------ Recorded information ------

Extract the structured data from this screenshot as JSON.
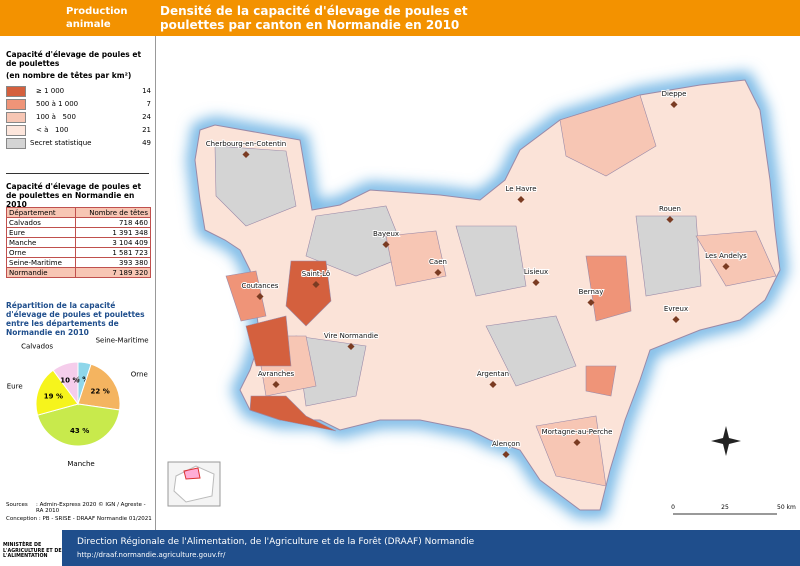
{
  "header": {
    "tag": "Production animale",
    "title": "Densité de la capacité d'élevage de poules et poulettes par canton en Normandie en 2010"
  },
  "legend": {
    "title": "Capacité d'élevage de poules et de poulettes",
    "subtitle": "(en nombre de têtes par km²)",
    "classes": [
      {
        "label": "≥ 1 000",
        "count": 14,
        "color": "#d4603e"
      },
      {
        "label": "500 à 1 000",
        "count": 7,
        "color": "#ef9478"
      },
      {
        "label": "100 à   500",
        "count": 24,
        "color": "#f7c6b4"
      },
      {
        "label": "< à   100",
        "count": 21,
        "color": "#fde6dc"
      },
      {
        "label": "Secret statistique",
        "count": 49,
        "color": "#d4d4d4"
      }
    ]
  },
  "table": {
    "title": "Capacité d'élevage de poules et de poulettes en Normandie en 2010",
    "headers": [
      "Département",
      "Nombre de têtes"
    ],
    "rows": [
      [
        "Calvados",
        "718 460"
      ],
      [
        "Eure",
        "1 391 348"
      ],
      [
        "Manche",
        "3 104 409"
      ],
      [
        "Orne",
        "1 581 723"
      ],
      [
        "Seine-Maritime",
        "393 380"
      ],
      [
        "Normandie",
        "7 189 320"
      ]
    ]
  },
  "pie": {
    "type": "pie",
    "title": "Répartition de la capacité d'élevage de poules et poulettes entre les départements de Normandie en 2010",
    "categories": [
      "Seine-Maritime",
      "Orne",
      "Manche",
      "Eure",
      "Calvados"
    ],
    "values": [
      5,
      22,
      43,
      19,
      10
    ],
    "value_labels": [
      "5 %",
      "22 %",
      "43 %",
      "19 %",
      "10 %"
    ],
    "colors": [
      "#8ed6ea",
      "#f4b460",
      "#c8ea4c",
      "#f6f41c",
      "#f5cdeb"
    ]
  },
  "map": {
    "cities": [
      "Dieppe",
      "Cherbourg-en-Cotentin",
      "Le Havre",
      "Rouen",
      "Bayeux",
      "Caen",
      "Saint-Lô",
      "Lisieux",
      "Les Andelys",
      "Coutances",
      "Bernay",
      "Evreux",
      "Vire Normandie",
      "Avranches",
      "Argentan",
      "Mortagne-au-Perche",
      "Alençon"
    ],
    "scale": [
      "0",
      "25",
      "50 km"
    ]
  },
  "sources": {
    "label": "Sources",
    "text": ": Admin-Express 2020 © IGN / Agreste - RA 2010",
    "conception": "Conception : PB - SRISE - DRAAF Normandie 01/2021"
  },
  "footer": {
    "ministry": "MINISTÈRE DE L'AGRICULTURE ET DE L'ALIMENTATION",
    "title": "Direction Régionale de l'Alimentation, de l'Agriculture et de la Forêt (DRAAF) Normandie",
    "url": "http://draaf.normandie.agriculture.gouv.fr/"
  }
}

------

◆ Stated task
Retype each line of the listing above word for word. Exclude the pictures.

◆ The solution
Extract the structured data from this screenshot as JSON.
{
  "header": {
    "tag": "Production animale",
    "title": "Densité de la capacité d'élevage de poules et poulettes par canton en Normandie en 2010"
  },
  "legend": {
    "title": "Capacité d'élevage de poules et de poulettes",
    "subtitle": "(en nombre de têtes par km²)",
    "classes": [
      {
        "label": "≥ 1 000",
        "count": 14,
        "color": "#d4603e"
      },
      {
        "label": "500 à 1 000",
        "count": 7,
        "color": "#ef9478"
      },
      {
        "label": "100 à   500",
        "count": 24,
        "color": "#f7c6b4"
      },
      {
        "label": "< à   100",
        "count": 21,
        "color": "#fde6dc"
      },
      {
        "label": "Secret statistique",
        "count": 49,
        "color": "#d4d4d4"
      }
    ]
  },
  "table": {
    "title": "Capacité d'élevage de poules et de poulettes en Normandie en 2010",
    "headers": [
      "Département",
      "Nombre de têtes"
    ],
    "rows": [
      [
        "Calvados",
        "718 460"
      ],
      [
        "Eure",
        "1 391 348"
      ],
      [
        "Manche",
        "3 104 409"
      ],
      [
        "Orne",
        "1 581 723"
      ],
      [
        "Seine-Maritime",
        "393 380"
      ],
      [
        "Normandie",
        "7 189 320"
      ]
    ]
  },
  "pie": {
    "type": "pie",
    "title": "Répartition de la capacité d'élevage de poules et poulettes entre les départements de Normandie en 2010",
    "categories": [
      "Seine-Maritime",
      "Orne",
      "Manche",
      "Eure",
      "Calvados"
    ],
    "values": [
      5,
      22,
      43,
      19,
      10
    ],
    "value_labels": [
      "5 %",
      "22 %",
      "43 %",
      "19 %",
      "10 %"
    ],
    "colors": [
      "#8ed6ea",
      "#f4b460",
      "#c8ea4c",
      "#f6f41c",
      "#f5cdeb"
    ]
  },
  "map": {
    "cities": [
      "Dieppe",
      "Cherbourg-en-Cotentin",
      "Le Havre",
      "Rouen",
      "Bayeux",
      "Caen",
      "Saint-Lô",
      "Lisieux",
      "Les Andelys",
      "Coutances",
      "Bernay",
      "Evreux",
      "Vire Normandie",
      "Avranches",
      "Argentan",
      "Mortagne-au-Perche",
      "Alençon"
    ],
    "scale": [
      "0",
      "25",
      "50 km"
    ]
  },
  "sources": {
    "label": "Sources",
    "text": ": Admin-Express 2020 © IGN / Agreste - RA 2010",
    "conception": "Conception : PB - SRISE - DRAAF Normandie 01/2021"
  },
  "footer": {
    "ministry": "MINISTÈRE DE L'AGRICULTURE ET DE L'ALIMENTATION",
    "title": "Direction Régionale de l'Alimentation, de l'Agriculture et de la Forêt (DRAAF) Normandie",
    "url": "http://draaf.normandie.agriculture.gouv.fr/"
  }
}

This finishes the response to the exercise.